Records contained in a dataset:
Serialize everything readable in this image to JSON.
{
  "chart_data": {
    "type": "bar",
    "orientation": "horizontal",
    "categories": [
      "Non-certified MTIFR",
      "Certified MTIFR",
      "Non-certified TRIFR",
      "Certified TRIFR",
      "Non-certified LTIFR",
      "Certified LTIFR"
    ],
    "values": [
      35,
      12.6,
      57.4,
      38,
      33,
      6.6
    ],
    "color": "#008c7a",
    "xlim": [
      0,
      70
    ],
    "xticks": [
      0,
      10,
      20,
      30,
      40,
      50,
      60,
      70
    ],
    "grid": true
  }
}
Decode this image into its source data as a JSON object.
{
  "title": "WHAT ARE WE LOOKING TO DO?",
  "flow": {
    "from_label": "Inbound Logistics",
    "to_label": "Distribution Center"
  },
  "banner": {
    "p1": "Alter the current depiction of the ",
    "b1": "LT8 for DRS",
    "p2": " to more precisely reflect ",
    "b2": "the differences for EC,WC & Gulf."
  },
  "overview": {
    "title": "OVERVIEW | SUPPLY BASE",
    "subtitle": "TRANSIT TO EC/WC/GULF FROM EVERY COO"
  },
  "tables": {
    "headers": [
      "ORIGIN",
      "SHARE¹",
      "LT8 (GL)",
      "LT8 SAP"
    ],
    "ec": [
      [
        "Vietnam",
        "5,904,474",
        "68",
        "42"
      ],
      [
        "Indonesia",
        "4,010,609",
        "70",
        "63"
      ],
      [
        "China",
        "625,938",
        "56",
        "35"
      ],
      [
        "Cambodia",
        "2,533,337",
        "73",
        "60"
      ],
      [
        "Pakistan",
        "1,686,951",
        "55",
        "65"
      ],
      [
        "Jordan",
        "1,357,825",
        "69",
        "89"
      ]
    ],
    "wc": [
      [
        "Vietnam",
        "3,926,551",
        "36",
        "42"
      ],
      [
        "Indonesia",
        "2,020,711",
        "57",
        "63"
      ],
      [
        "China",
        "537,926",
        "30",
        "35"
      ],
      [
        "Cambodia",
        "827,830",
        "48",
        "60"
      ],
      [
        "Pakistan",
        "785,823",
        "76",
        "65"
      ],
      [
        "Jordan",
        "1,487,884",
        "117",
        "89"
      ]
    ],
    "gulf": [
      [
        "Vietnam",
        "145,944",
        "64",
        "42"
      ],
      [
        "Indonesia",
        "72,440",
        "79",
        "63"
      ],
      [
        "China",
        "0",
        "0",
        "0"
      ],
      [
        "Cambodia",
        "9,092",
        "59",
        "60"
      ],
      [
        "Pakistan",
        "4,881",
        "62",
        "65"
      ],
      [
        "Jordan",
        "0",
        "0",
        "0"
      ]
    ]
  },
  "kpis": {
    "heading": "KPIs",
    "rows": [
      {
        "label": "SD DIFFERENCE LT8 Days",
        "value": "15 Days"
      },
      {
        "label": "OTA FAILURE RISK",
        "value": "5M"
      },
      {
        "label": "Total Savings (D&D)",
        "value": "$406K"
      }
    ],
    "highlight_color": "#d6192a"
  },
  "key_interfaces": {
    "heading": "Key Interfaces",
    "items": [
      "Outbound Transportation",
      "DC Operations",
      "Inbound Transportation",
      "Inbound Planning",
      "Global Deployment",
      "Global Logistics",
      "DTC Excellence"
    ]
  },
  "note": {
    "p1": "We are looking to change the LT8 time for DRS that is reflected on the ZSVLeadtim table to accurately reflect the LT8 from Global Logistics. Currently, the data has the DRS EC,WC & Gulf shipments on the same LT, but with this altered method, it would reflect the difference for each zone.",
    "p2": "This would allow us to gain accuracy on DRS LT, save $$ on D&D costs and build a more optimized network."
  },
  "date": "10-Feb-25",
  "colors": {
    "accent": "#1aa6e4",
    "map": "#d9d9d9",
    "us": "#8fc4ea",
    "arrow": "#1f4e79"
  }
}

WORK REQUIRED:
From the data above, count the lines where "TRIFR" occurs and give that figure and nothing else.

SOLUTION TO THIS PROBLEM:
2